Tally every line of the listing where the string "secundũ" is found, and state the total alone.
BEGIN Data for this exercise
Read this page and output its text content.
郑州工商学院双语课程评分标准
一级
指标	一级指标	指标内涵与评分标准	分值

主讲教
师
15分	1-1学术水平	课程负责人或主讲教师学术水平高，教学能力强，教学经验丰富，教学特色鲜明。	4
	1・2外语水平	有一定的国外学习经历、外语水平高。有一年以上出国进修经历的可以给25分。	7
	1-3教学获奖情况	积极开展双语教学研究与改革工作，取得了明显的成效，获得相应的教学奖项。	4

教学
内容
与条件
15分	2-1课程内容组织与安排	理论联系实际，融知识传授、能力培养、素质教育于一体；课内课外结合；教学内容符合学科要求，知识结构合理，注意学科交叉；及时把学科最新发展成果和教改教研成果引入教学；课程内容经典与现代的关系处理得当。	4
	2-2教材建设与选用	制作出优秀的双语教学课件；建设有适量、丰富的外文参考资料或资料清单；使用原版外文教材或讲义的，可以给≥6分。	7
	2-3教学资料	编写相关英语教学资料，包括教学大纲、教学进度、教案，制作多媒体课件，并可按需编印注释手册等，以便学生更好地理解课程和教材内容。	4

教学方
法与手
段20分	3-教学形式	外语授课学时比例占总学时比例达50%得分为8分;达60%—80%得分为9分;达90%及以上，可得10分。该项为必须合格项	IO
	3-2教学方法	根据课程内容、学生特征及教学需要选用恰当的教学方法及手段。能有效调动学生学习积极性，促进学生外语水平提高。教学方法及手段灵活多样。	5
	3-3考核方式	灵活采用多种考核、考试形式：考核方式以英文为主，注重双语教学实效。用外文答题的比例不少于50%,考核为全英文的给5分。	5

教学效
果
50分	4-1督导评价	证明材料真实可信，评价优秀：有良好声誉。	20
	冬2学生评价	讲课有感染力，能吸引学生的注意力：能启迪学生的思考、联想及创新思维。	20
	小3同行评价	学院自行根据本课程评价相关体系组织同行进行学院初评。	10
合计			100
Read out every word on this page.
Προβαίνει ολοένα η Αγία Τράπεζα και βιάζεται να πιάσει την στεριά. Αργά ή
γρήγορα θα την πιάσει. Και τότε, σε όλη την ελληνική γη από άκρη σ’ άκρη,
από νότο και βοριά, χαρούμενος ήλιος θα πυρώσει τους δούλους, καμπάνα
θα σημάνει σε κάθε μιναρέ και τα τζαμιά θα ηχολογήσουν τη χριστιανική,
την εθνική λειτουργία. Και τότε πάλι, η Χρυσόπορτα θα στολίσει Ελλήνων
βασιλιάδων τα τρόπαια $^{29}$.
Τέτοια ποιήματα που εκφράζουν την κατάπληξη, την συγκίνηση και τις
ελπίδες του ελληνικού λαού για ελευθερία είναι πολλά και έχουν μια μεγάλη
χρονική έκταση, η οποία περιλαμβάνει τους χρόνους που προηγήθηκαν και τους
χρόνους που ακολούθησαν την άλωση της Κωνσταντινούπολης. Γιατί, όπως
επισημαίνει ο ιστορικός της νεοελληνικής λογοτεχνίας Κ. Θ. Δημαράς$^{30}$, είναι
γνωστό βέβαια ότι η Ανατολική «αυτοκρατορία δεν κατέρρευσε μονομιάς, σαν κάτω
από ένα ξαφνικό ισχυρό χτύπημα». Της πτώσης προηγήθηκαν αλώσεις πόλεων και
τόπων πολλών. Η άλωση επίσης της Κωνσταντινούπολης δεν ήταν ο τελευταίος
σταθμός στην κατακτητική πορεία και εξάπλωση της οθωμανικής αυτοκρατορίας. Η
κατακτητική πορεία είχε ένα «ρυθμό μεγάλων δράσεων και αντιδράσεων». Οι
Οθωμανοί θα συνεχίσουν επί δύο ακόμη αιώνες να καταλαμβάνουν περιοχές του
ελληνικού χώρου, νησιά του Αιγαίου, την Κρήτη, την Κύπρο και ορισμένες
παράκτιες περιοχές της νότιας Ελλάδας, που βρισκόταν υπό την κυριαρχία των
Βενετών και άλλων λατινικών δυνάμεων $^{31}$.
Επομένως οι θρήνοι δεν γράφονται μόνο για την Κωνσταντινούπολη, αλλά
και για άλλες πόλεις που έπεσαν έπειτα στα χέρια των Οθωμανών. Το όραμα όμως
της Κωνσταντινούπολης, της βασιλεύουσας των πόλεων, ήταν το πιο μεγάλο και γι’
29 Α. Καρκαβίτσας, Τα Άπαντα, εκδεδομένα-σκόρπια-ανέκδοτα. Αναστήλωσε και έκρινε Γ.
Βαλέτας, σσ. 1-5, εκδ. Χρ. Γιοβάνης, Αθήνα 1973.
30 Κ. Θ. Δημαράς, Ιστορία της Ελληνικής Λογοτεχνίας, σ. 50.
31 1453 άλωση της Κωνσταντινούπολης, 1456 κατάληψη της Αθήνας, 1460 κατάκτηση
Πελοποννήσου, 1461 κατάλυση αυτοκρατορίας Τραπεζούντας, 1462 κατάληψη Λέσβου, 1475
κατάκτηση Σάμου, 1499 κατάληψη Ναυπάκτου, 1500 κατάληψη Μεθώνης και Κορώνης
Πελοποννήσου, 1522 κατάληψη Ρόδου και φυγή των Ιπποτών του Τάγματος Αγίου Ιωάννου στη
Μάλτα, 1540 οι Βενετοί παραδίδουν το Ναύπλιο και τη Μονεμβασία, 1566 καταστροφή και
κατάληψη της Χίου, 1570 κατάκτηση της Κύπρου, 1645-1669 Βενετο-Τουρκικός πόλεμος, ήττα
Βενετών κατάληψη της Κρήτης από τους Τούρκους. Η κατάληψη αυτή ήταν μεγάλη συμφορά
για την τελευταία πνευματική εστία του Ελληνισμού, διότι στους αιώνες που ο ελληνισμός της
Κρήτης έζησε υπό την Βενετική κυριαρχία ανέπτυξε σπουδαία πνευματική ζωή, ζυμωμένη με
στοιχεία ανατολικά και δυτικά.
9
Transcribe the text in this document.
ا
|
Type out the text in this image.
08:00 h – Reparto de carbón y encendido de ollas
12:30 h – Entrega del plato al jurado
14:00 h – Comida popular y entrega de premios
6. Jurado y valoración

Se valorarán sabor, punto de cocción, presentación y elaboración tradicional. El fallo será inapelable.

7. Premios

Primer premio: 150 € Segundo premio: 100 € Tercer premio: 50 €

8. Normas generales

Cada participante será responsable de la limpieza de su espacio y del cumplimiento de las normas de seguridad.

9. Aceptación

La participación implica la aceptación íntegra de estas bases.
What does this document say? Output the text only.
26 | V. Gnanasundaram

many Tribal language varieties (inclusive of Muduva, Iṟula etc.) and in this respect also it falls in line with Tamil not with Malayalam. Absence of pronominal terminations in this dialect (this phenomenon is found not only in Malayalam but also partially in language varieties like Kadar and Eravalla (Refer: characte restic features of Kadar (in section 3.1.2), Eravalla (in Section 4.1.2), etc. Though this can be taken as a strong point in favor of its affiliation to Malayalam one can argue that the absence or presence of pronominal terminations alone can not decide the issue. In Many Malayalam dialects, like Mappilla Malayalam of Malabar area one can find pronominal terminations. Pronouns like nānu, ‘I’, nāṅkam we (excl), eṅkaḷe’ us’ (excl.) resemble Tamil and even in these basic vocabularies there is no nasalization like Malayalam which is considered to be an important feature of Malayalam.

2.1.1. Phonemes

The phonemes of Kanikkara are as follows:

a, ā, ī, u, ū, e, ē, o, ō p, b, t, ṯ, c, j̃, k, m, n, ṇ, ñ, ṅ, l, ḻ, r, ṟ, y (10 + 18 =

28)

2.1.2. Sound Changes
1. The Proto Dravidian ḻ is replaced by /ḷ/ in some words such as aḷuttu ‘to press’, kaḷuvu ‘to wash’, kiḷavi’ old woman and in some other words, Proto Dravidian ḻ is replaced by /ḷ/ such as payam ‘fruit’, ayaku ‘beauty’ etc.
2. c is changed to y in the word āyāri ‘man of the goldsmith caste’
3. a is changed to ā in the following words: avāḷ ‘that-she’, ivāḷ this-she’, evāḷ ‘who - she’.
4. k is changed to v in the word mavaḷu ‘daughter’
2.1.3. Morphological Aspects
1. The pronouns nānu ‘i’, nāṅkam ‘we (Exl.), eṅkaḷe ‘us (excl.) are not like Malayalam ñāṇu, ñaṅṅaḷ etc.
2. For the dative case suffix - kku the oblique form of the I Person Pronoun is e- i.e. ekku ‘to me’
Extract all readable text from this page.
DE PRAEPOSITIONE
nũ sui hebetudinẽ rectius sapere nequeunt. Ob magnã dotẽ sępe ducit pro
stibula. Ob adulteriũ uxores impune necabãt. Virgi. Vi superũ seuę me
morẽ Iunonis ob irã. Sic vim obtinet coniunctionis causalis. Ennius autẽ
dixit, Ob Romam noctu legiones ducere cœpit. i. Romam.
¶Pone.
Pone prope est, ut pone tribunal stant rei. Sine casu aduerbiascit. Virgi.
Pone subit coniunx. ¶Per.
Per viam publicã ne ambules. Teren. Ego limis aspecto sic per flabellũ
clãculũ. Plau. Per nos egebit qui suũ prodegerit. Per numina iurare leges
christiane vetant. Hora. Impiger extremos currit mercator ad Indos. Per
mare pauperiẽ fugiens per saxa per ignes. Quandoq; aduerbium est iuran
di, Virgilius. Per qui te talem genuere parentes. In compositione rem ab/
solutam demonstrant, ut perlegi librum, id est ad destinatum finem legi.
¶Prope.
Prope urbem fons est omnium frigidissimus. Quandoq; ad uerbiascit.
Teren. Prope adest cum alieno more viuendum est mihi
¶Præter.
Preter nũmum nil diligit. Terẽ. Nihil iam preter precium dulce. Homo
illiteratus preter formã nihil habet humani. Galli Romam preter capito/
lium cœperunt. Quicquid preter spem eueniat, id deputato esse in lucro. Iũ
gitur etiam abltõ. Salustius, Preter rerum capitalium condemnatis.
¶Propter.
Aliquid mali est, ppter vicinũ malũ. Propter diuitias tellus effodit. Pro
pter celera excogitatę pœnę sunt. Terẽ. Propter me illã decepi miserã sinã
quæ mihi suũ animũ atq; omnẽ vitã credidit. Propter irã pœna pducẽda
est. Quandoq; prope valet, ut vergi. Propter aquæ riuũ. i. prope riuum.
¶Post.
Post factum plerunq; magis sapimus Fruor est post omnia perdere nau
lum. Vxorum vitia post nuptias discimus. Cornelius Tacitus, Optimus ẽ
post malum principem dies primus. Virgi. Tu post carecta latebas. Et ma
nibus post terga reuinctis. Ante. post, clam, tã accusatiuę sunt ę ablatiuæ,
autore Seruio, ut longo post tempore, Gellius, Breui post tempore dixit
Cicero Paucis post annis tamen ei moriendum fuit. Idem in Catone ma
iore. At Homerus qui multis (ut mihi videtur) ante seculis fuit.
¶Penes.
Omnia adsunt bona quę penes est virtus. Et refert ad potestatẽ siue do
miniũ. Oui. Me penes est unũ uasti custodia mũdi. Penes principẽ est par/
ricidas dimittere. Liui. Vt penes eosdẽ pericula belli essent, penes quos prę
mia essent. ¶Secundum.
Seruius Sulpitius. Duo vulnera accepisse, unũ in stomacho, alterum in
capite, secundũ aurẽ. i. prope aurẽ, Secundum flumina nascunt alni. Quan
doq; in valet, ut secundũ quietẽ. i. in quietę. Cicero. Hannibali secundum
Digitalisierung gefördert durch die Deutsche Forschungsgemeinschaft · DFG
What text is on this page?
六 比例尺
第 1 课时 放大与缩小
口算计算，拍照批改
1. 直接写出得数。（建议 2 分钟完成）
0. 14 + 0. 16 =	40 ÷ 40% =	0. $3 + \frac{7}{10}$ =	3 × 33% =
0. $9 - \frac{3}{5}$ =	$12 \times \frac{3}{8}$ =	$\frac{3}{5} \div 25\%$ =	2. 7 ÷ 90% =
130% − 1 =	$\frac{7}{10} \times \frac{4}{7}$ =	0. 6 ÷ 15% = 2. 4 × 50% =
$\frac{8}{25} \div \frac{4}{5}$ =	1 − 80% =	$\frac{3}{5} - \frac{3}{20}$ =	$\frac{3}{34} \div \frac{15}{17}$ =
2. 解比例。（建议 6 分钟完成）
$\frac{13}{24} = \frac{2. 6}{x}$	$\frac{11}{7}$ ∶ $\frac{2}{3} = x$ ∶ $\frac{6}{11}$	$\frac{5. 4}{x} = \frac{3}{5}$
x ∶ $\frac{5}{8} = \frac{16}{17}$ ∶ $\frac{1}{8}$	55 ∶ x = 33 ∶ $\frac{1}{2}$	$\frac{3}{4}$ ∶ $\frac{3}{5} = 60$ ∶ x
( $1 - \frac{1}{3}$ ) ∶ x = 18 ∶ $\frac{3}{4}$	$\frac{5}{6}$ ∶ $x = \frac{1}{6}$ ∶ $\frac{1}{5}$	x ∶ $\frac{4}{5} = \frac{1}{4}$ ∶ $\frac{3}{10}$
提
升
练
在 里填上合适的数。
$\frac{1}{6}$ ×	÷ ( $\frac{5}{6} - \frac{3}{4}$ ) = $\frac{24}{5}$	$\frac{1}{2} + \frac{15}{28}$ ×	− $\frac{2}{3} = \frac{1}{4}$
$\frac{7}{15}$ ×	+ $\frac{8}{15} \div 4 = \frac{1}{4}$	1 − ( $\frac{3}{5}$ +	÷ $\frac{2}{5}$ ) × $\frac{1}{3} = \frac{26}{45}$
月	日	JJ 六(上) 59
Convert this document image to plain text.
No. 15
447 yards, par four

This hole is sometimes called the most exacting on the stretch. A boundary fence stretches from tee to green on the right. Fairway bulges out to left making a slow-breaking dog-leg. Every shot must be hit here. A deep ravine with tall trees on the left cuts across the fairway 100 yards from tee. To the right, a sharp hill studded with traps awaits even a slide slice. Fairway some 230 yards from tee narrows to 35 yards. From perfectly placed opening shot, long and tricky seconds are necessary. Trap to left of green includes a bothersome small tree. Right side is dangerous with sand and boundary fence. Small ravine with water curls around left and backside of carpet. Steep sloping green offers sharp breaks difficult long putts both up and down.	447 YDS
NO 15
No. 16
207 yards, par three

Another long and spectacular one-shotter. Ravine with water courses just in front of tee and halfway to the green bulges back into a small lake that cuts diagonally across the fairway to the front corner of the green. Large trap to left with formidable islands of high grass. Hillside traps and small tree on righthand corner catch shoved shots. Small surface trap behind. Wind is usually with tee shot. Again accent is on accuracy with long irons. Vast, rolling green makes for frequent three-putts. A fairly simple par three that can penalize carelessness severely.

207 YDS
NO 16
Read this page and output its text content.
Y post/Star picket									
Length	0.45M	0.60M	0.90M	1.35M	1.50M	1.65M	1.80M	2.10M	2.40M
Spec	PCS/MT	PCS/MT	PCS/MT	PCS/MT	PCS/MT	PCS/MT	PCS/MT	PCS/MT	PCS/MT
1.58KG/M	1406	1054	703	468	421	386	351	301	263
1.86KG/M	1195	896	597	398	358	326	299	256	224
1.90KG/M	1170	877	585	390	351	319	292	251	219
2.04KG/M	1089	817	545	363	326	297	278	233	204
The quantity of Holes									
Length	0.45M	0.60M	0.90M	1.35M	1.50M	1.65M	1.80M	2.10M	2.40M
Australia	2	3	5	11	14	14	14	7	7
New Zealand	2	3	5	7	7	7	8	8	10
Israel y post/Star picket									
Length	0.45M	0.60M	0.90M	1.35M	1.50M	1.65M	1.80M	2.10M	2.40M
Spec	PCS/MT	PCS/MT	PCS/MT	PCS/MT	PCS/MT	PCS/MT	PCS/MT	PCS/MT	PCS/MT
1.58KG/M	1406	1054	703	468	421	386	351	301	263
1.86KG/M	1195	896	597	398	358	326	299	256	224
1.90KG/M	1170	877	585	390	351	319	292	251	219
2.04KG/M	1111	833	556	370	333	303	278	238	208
END Data for this exercise
Full response -> 2